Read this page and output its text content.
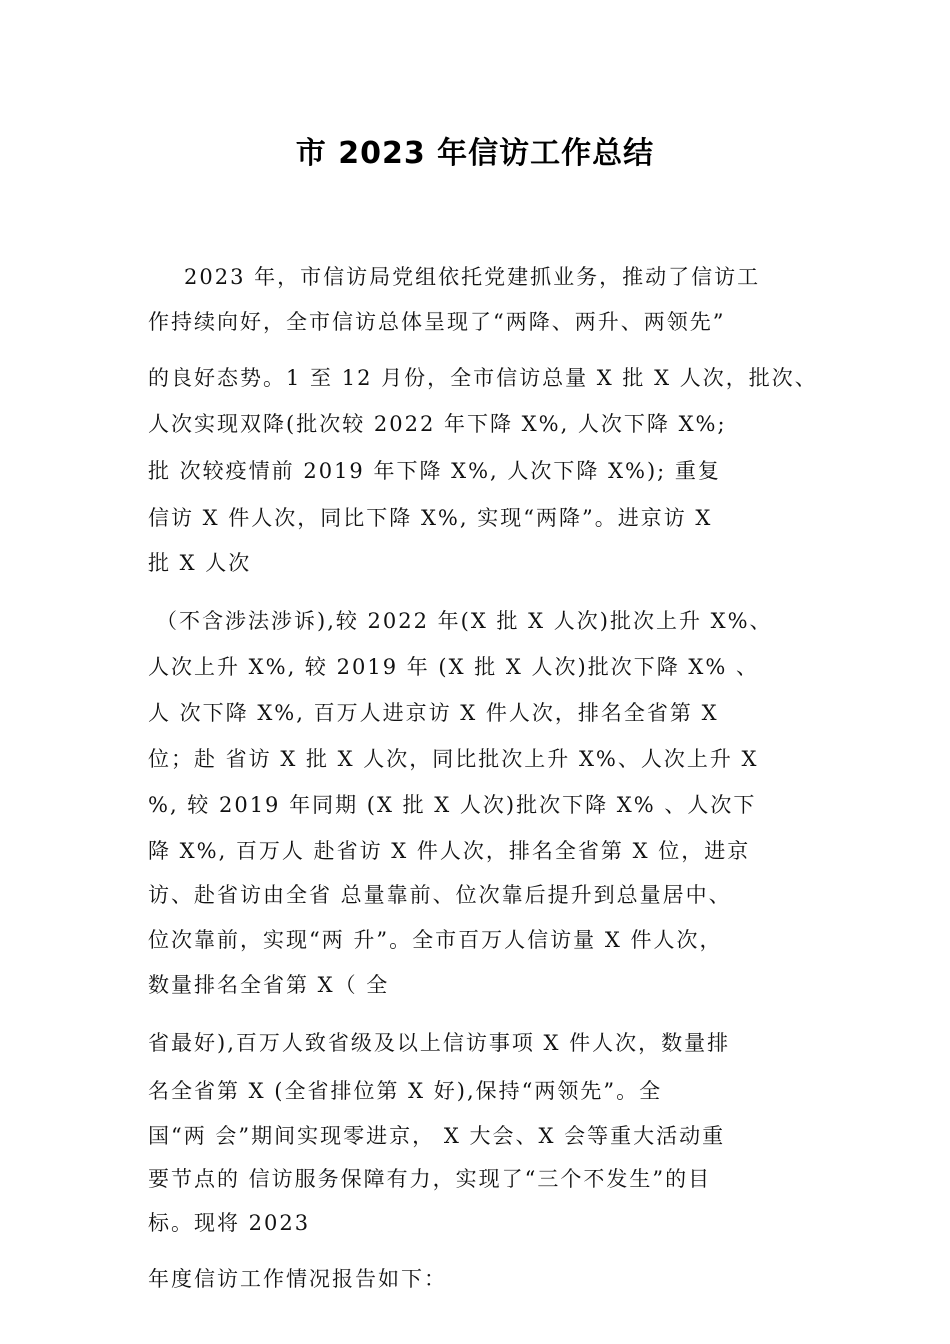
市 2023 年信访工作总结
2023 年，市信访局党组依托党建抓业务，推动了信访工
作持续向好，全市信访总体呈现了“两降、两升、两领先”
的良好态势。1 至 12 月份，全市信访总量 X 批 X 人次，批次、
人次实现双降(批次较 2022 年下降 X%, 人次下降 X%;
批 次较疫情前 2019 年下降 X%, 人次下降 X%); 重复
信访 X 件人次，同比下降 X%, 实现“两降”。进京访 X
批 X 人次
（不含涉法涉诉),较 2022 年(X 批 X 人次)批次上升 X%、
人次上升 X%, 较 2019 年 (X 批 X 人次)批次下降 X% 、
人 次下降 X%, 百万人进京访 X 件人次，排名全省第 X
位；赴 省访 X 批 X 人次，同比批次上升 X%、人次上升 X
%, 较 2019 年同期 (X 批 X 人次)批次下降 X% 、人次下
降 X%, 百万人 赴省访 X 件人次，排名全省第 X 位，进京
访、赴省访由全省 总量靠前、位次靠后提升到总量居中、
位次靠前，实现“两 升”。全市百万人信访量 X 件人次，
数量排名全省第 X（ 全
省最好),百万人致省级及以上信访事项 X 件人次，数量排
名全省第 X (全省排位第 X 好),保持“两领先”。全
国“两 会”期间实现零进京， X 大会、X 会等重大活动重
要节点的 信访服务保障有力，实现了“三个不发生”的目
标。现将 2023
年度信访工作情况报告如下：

* * *

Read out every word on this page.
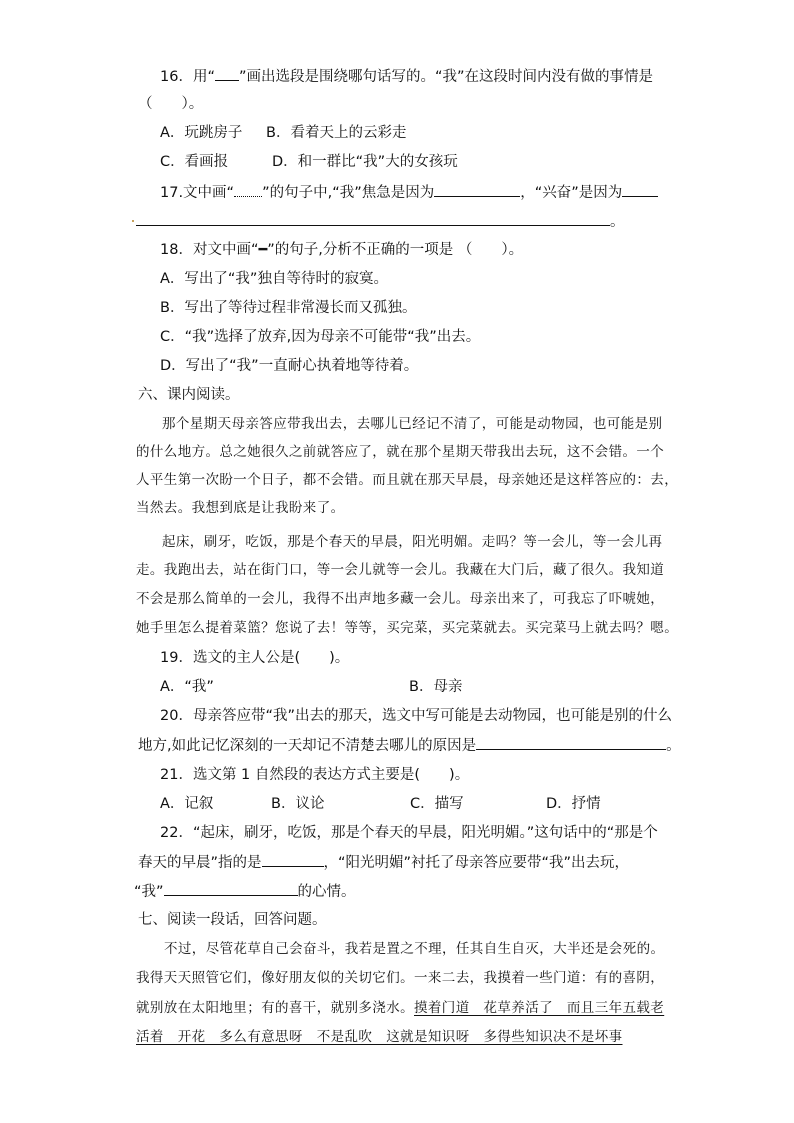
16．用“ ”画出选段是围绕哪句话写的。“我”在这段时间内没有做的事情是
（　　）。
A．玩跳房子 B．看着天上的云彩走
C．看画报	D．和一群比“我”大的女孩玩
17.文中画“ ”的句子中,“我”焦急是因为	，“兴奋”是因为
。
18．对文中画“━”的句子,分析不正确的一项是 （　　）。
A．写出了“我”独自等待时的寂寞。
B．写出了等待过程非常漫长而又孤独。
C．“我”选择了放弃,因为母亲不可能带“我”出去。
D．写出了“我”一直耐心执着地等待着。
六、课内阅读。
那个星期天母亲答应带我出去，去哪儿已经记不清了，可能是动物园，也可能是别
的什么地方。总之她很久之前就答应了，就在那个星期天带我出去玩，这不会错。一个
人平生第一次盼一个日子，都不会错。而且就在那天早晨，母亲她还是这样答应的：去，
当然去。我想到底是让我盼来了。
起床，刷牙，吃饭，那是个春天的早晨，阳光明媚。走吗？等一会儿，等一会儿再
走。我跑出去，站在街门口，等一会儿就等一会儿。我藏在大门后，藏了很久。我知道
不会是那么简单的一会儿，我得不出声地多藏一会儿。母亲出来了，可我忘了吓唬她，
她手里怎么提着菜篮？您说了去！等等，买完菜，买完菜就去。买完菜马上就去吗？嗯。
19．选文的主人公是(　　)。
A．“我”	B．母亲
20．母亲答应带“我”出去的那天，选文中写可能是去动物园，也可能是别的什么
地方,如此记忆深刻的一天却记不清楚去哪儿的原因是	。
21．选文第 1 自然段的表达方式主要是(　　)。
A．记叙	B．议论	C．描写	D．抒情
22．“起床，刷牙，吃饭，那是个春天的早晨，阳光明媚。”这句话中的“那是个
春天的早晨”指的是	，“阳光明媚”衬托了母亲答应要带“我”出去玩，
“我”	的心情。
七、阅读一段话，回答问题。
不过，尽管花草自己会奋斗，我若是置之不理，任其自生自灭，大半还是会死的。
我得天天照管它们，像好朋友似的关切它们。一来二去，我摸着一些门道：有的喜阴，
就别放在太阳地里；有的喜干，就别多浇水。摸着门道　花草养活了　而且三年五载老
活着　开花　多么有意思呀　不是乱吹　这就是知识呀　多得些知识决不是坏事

--

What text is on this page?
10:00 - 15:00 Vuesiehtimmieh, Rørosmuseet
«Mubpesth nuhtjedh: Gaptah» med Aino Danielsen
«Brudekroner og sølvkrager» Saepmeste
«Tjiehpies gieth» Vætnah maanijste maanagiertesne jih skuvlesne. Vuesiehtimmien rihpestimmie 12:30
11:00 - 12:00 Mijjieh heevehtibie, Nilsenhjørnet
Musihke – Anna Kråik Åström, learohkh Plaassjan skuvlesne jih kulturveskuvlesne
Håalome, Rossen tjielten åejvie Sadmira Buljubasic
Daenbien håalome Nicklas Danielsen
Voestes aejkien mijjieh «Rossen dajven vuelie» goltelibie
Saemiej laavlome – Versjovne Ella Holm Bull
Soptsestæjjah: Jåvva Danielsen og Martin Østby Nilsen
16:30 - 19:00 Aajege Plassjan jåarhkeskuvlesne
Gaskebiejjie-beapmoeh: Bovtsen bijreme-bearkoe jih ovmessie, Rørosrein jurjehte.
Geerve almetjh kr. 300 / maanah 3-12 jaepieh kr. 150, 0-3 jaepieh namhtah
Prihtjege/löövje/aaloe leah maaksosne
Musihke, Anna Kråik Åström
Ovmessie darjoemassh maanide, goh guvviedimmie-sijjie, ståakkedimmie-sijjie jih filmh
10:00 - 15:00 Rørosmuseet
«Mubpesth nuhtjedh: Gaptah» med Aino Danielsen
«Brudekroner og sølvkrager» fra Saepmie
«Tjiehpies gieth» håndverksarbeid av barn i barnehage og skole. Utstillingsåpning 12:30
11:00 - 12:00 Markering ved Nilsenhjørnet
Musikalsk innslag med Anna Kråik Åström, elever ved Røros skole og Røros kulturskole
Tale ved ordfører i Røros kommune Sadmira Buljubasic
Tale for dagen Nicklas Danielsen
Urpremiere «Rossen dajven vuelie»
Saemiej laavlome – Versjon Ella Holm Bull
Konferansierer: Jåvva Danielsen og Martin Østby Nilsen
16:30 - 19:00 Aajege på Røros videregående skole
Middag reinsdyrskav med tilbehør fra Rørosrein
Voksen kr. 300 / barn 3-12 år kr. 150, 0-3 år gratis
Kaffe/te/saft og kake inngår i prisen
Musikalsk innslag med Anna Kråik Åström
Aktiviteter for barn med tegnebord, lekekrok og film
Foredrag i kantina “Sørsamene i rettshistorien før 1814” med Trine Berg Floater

▸ **WHAT YOU WILL DO**:
Filter the records above for lines containing the word "Ella", and copy those lines.

▸ **ANSWER TO THIS PROBLEM**:
Saemiej laavlome – Versjovne Ella Holm Bull
Saemiej laavlome – Versjon Ella Holm Bull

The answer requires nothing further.